▶ _Task to complete_: Reproduce every record below exactly as written, but leave out any pictures.

▶ _Raw records_:
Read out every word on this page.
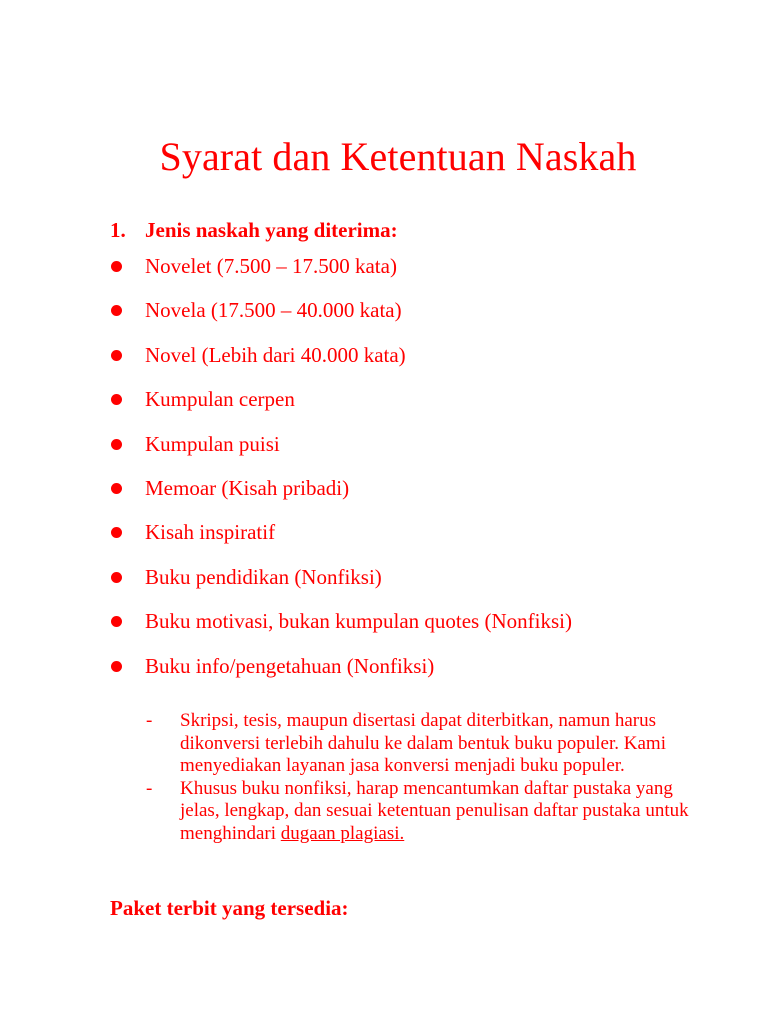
Syarat dan Ketentuan Naskah
1. Jenis naskah yang diterima:
Novelet (7.500 – 17.500 kata)
Novela (17.500 – 40.000 kata)
Novel (Lebih dari 40.000 kata)
Kumpulan cerpen
Kumpulan puisi
Memoar (Kisah pribadi)
Kisah inspiratif
Buku pendidikan (Nonfiksi)
Buku motivasi, bukan kumpulan quotes (Nonfiksi)
Buku info/pengetahuan (Nonfiksi)
- Skripsi, tesis, maupun disertasi dapat diterbitkan, namun harus dikonversi terlebih dahulu ke dalam bentuk buku populer. Kami menyediakan layanan jasa konversi menjadi buku populer.
- Khusus buku nonfiksi, harap mencantumkan daftar pustaka yang jelas, lengkap, dan sesuai ketentuan penulisan daftar pustaka untuk menghindari dugaan plagiasi.
Paket terbit yang tersedia:
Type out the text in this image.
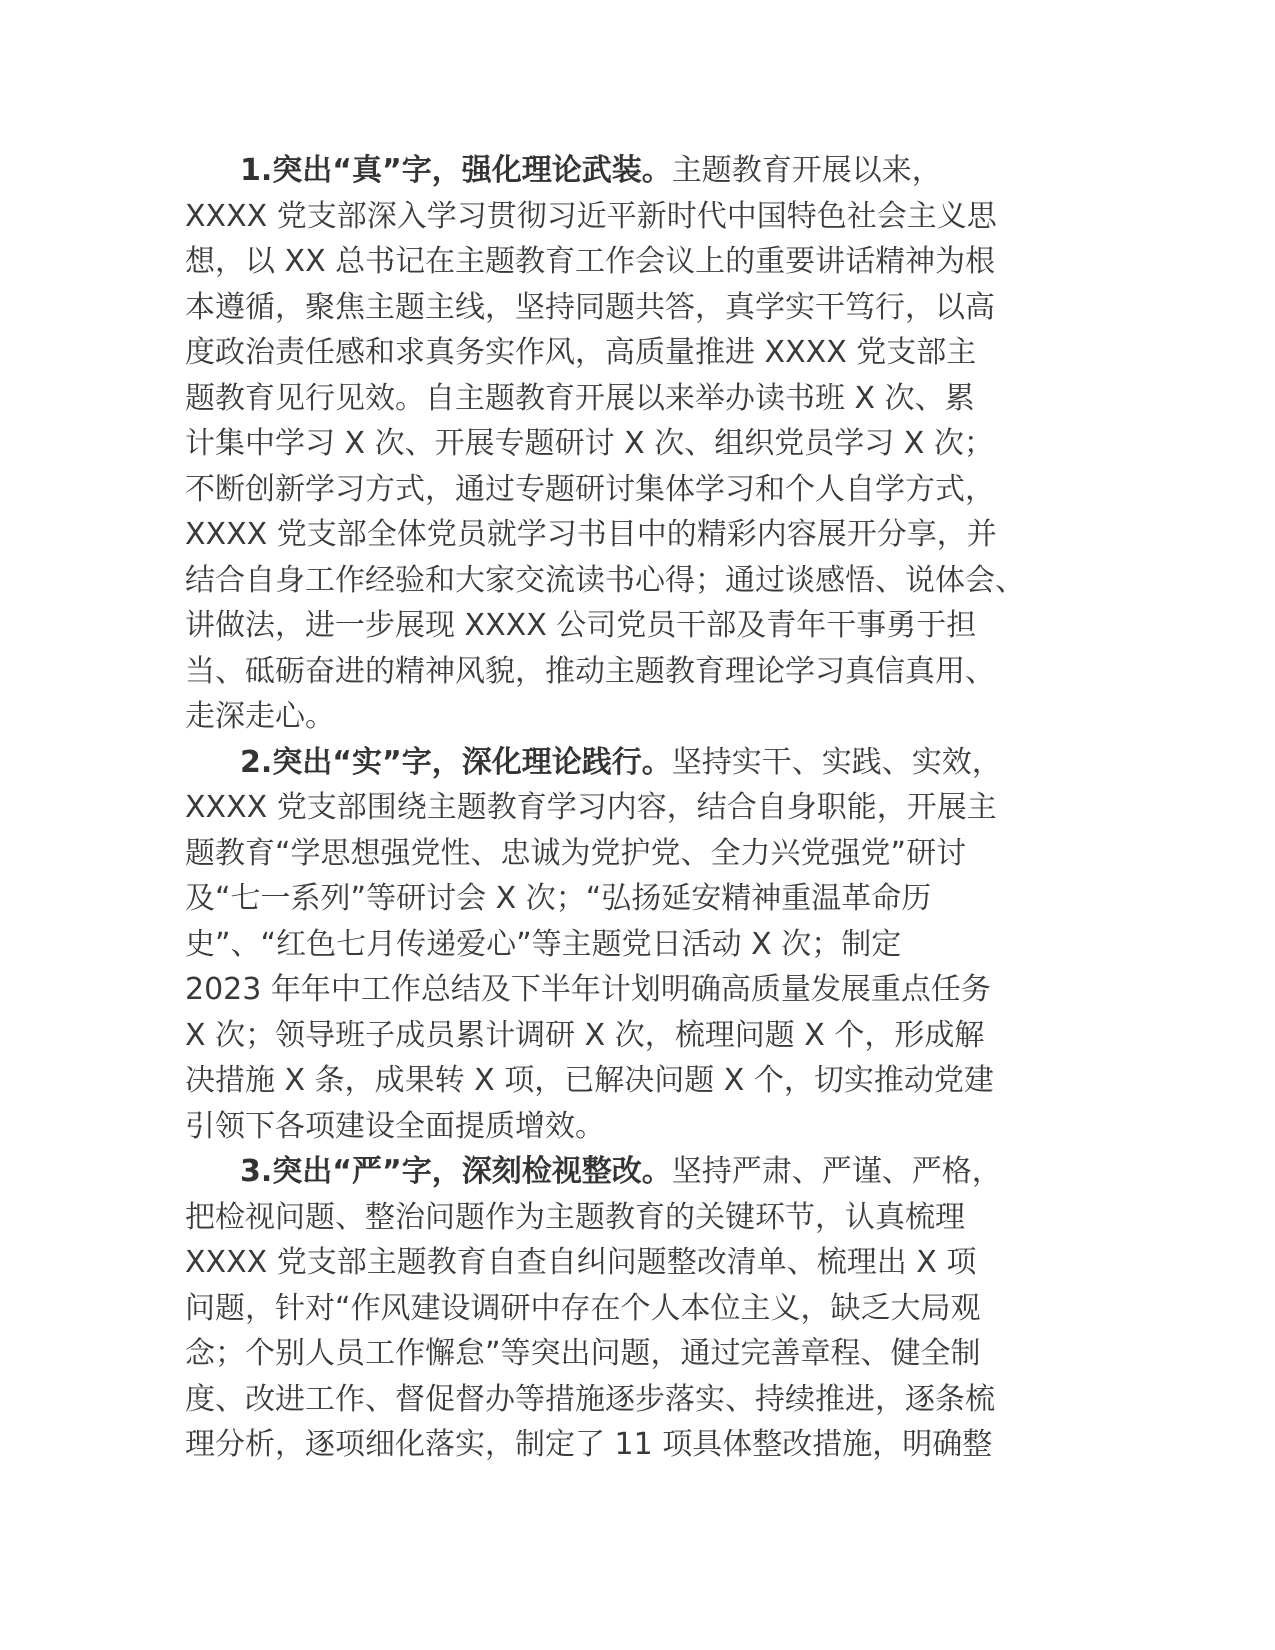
1.突出“真”字，强化理论武装。主题教育开展以来，
XXXX 党支部深入学习贯彻习近平新时代中国特色社会主义思
想，以 XX 总书记在主题教育工作会议上的重要讲话精神为根
本遵循，聚焦主题主线，坚持同题共答，真学实干笃行，以高
度政治责任感和求真务实作风，高质量推进 XXXX 党支部主
题教育见行见效。自主题教育开展以来举办读书班 X 次、累
计集中学习 X 次、开展专题研讨 X 次、组织党员学习 X 次；
不断创新学习方式，通过专题研讨集体学习和个人自学方式，
XXXX 党支部全体党员就学习书目中的精彩内容展开分享，并
结合自身工作经验和大家交流读书心得；通过谈感悟、说体会、
讲做法，进一步展现 XXXX 公司党员干部及青年干事勇于担
当、砥砺奋进的精神风貌，推动主题教育理论学习真信真用、
走深走心。
2.突出“实”字，深化理论践行。坚持实干、实践、实效，
XXXX 党支部围绕主题教育学习内容，结合自身职能，开展主
题教育“学思想强党性、忠诚为党护党、全力兴党强党”研讨
及“七一系列”等研讨会 X 次；“弘扬延安精神重温革命历
史”、“红色七月传递爱心”等主题党日活动 X 次；制定
2023 年年中工作总结及下半年计划明确高质量发展重点任务
X 次；领导班子成员累计调研 X 次，梳理问题 X 个，形成解
决措施 X 条，成果转 X 项，已解决问题 X 个，切实推动党建
引领下各项建设全面提质增效。
3.突出“严”字，深刻检视整改。坚持严肃、严谨、严格，
把检视问题、整治问题作为主题教育的关键环节，认真梳理
XXXX 党支部主题教育自查自纠问题整改清单、梳理出 X 项
问题，针对“作风建设调研中存在个人本位主义，缺乏大局观
念；个别人员工作懈怠”等突出问题，通过完善章程、健全制
度、改进工作、督促督办等措施逐步落实、持续推进，逐条梳
理分析，逐项细化落实，制定了 11 项具体整改措施，明确整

▶ _Response_:
Read out every word on this page.
Syarat dan Ketentuan Naskah
1. Jenis naskah yang diterima:
Novelet (7.500 – 17.500 kata)
Novela (17.500 – 40.000 kata)
Novel (Lebih dari 40.000 kata)
Kumpulan cerpen
Kumpulan puisi
Memoar (Kisah pribadi)
Kisah inspiratif
Buku pendidikan (Nonfiksi)
Buku motivasi, bukan kumpulan quotes (Nonfiksi)
Buku info/pengetahuan (Nonfiksi)
- Skripsi, tesis, maupun disertasi dapat diterbitkan, namun harus dikonversi terlebih dahulu ke dalam bentuk buku populer. Kami menyediakan layanan jasa konversi menjadi buku populer.
- Khusus buku nonfiksi, harap mencantumkan daftar pustaka yang jelas, lengkap, dan sesuai ketentuan penulisan daftar pustaka untuk menghindari dugaan plagiasi.
Paket terbit yang tersedia:
Type out the text in this image.
1.突出“真”字，强化理论武装。主题教育开展以来，
XXXX 党支部深入学习贯彻习近平新时代中国特色社会主义思
想，以 XX 总书记在主题教育工作会议上的重要讲话精神为根
本遵循，聚焦主题主线，坚持同题共答，真学实干笃行，以高
度政治责任感和求真务实作风，高质量推进 XXXX 党支部主
题教育见行见效。自主题教育开展以来举办读书班 X 次、累
计集中学习 X 次、开展专题研讨 X 次、组织党员学习 X 次；
不断创新学习方式，通过专题研讨集体学习和个人自学方式，
XXXX 党支部全体党员就学习书目中的精彩内容展开分享，并
结合自身工作经验和大家交流读书心得；通过谈感悟、说体会、
讲做法，进一步展现 XXXX 公司党员干部及青年干事勇于担
当、砥砺奋进的精神风貌，推动主题教育理论学习真信真用、
走深走心。
2.突出“实”字，深化理论践行。坚持实干、实践、实效，
XXXX 党支部围绕主题教育学习内容，结合自身职能，开展主
题教育“学思想强党性、忠诚为党护党、全力兴党强党”研讨
及“七一系列”等研讨会 X 次；“弘扬延安精神重温革命历
史”、“红色七月传递爱心”等主题党日活动 X 次；制定
2023 年年中工作总结及下半年计划明确高质量发展重点任务
X 次；领导班子成员累计调研 X 次，梳理问题 X 个，形成解
决措施 X 条，成果转 X 项，已解决问题 X 个，切实推动党建
引领下各项建设全面提质增效。
3.突出“严”字，深刻检视整改。坚持严肃、严谨、严格，
把检视问题、整治问题作为主题教育的关键环节，认真梳理
XXXX 党支部主题教育自查自纠问题整改清单、梳理出 X 项
问题，针对“作风建设调研中存在个人本位主义，缺乏大局观
念；个别人员工作懈怠”等突出问题，通过完善章程、健全制
度、改进工作、督促督办等措施逐步落实、持续推进，逐条梳
理分析，逐项细化落实，制定了 11 项具体整改措施，明确整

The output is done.